## REQUIREMENTS
Copy out all of the data below with no alterations.

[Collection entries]
+ + + + + + +

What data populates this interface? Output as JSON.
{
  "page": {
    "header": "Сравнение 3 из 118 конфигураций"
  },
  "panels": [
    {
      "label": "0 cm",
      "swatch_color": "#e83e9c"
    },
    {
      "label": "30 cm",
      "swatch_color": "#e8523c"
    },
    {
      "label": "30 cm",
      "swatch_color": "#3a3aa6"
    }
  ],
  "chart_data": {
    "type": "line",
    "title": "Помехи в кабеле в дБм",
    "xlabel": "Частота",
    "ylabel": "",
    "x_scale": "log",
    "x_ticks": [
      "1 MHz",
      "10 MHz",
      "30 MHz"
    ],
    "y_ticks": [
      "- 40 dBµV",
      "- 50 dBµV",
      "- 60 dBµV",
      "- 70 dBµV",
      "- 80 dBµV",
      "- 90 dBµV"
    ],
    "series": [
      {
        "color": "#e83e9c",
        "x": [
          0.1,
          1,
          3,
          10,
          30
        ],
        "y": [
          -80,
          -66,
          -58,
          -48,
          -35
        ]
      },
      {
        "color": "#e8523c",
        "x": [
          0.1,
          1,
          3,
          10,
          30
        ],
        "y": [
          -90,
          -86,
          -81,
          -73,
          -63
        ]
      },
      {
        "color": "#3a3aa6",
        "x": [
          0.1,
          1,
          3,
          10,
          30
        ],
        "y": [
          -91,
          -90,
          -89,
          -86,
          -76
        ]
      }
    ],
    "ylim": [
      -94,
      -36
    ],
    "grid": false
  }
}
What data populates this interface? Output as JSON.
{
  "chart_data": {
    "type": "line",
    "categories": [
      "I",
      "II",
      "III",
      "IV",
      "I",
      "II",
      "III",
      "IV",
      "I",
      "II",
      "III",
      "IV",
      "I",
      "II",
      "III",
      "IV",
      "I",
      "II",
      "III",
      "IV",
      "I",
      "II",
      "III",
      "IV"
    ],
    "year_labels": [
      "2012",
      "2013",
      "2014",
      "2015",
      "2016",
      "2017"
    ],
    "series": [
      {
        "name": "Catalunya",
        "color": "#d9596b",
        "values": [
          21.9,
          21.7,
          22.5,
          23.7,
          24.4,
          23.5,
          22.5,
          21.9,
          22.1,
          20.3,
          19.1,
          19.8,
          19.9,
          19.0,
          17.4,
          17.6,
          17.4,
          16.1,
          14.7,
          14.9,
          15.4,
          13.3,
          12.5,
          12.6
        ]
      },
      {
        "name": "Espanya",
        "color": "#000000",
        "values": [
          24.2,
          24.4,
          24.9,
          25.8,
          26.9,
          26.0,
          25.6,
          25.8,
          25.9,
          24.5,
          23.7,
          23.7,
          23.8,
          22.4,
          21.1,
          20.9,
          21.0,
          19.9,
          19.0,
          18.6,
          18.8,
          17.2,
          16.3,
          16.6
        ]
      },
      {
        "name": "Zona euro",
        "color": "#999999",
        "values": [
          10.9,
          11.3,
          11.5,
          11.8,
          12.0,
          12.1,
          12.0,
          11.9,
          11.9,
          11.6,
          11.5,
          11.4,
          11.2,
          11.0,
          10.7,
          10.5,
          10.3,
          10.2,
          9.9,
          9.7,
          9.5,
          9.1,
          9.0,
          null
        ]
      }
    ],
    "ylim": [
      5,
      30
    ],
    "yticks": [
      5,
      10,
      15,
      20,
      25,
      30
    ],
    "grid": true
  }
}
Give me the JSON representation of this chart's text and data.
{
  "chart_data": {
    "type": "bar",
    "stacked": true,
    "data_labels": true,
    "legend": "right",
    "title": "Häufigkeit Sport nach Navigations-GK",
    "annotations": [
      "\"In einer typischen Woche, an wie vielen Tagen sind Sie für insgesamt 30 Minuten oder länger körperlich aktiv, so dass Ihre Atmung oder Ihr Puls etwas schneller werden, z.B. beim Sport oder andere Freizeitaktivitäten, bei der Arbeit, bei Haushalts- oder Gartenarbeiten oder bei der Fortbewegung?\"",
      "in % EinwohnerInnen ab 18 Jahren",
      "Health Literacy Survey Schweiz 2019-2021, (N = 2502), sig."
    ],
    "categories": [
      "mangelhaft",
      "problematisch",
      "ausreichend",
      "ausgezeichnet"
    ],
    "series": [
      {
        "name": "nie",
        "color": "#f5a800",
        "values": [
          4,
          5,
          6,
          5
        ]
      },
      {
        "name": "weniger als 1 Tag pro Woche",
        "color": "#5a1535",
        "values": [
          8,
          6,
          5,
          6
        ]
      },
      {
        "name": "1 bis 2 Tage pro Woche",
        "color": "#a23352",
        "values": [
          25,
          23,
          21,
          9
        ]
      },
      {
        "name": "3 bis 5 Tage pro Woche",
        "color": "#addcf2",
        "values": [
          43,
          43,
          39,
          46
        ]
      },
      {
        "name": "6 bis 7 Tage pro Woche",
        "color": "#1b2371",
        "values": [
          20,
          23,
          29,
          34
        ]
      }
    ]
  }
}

+ + + + + + +

## SOLUTION
What data populates this interface? Output as JSON.
{
  "page": {
    "header": "Сравнение 3 из 118 конфигураций"
  },
  "panels": [
    {
      "label": "0 cm",
      "swatch_color": "#e83e9c"
    },
    {
      "label": "30 cm",
      "swatch_color": "#e8523c"
    },
    {
      "label": "30 cm",
      "swatch_color": "#3a3aa6"
    }
  ],
  "chart_data": {
    "type": "line",
    "title": "Помехи в кабеле в дБм",
    "xlabel": "Частота",
    "ylabel": "",
    "x_scale": "log",
    "x_ticks": [
      "1 MHz",
      "10 MHz",
      "30 MHz"
    ],
    "y_ticks": [
      "- 40 dBµV",
      "- 50 dBµV",
      "- 60 dBµV",
      "- 70 dBµV",
      "- 80 dBµV",
      "- 90 dBµV"
    ],
    "series": [
      {
        "color": "#e83e9c",
        "x": [
          0.1,
          1,
          3,
          10,
          30
        ],
        "y": [
          -80,
          -66,
          -58,
          -48,
          -35
        ]
      },
      {
        "color": "#e8523c",
        "x": [
          0.1,
          1,
          3,
          10,
          30
        ],
        "y": [
          -90,
          -86,
          -81,
          -73,
          -63
        ]
      },
      {
        "color": "#3a3aa6",
        "x": [
          0.1,
          1,
          3,
          10,
          30
        ],
        "y": [
          -91,
          -90,
          -89,
          -86,
          -76
        ]
      }
    ],
    "ylim": [
      -94,
      -36
    ],
    "grid": false
  }
}
What data populates this interface? Output as JSON.
{
  "chart_data": {
    "type": "line",
    "categories": [
      "I",
      "II",
      "III",
      "IV",
      "I",
      "II",
      "III",
      "IV",
      "I",
      "II",
      "III",
      "IV",
      "I",
      "II",
      "III",
      "IV",
      "I",
      "II",
      "III",
      "IV",
      "I",
      "II",
      "III",
      "IV"
    ],
    "year_labels": [
      "2012",
      "2013",
      "2014",
      "2015",
      "2016",
      "2017"
    ],
    "series": [
      {
        "name": "Catalunya",
        "color": "#d9596b",
        "values": [
          21.9,
          21.7,
          22.5,
          23.7,
          24.4,
          23.5,
          22.5,
          21.9,
          22.1,
          20.3,
          19.1,
          19.8,
          19.9,
          19.0,
          17.4,
          17.6,
          17.4,
          16.1,
          14.7,
          14.9,
          15.4,
          13.3,
          12.5,
          12.6
        ]
      },
      {
        "name": "Espanya",
        "color": "#000000",
        "values": [
          24.2,
          24.4,
          24.9,
          25.8,
          26.9,
          26.0,
          25.6,
          25.8,
          25.9,
          24.5,
          23.7,
          23.7,
          23.8,
          22.4,
          21.1,
          20.9,
          21.0,
          19.9,
          19.0,
          18.6,
          18.8,
          17.2,
          16.3,
          16.6
        ]
      },
      {
        "name": "Zona euro",
        "color": "#999999",
        "values": [
          10.9,
          11.3,
          11.5,
          11.8,
          12.0,
          12.1,
          12.0,
          11.9,
          11.9,
          11.6,
          11.5,
          11.4,
          11.2,
          11.0,
          10.7,
          10.5,
          10.3,
          10.2,
          9.9,
          9.7,
          9.5,
          9.1,
          9.0,
          null
        ]
      }
    ],
    "ylim": [
      5,
      30
    ],
    "yticks": [
      5,
      10,
      15,
      20,
      25,
      30
    ],
    "grid": true
  }
}
Give me the JSON representation of this chart's text and data.
{
  "chart_data": {
    "type": "bar",
    "stacked": true,
    "data_labels": true,
    "legend": "right",
    "title": "Häufigkeit Sport nach Navigations-GK",
    "annotations": [
      "\"In einer typischen Woche, an wie vielen Tagen sind Sie für insgesamt 30 Minuten oder länger körperlich aktiv, so dass Ihre Atmung oder Ihr Puls etwas schneller werden, z.B. beim Sport oder andere Freizeitaktivitäten, bei der Arbeit, bei Haushalts- oder Gartenarbeiten oder bei der Fortbewegung?\"",
      "in % EinwohnerInnen ab 18 Jahren",
      "Health Literacy Survey Schweiz 2019-2021, (N = 2502), sig."
    ],
    "categories": [
      "mangelhaft",
      "problematisch",
      "ausreichend",
      "ausgezeichnet"
    ],
    "series": [
      {
        "name": "nie",
        "color": "#f5a800",
        "values": [
          4,
          5,
          6,
          5
        ]
      },
      {
        "name": "weniger als 1 Tag pro Woche",
        "color": "#5a1535",
        "values": [
          8,
          6,
          5,
          6
        ]
      },
      {
        "name": "1 bis 2 Tage pro Woche",
        "color": "#a23352",
        "values": [
          25,
          23,
          21,
          9
        ]
      },
      {
        "name": "3 bis 5 Tage pro Woche",
        "color": "#addcf2",
        "values": [
          43,
          43,
          39,
          46
        ]
      },
      {
        "name": "6 bis 7 Tage pro Woche",
        "color": "#1b2371",
        "values": [
          20,
          23,
          29,
          34
        ]
      }
    ]
  }
}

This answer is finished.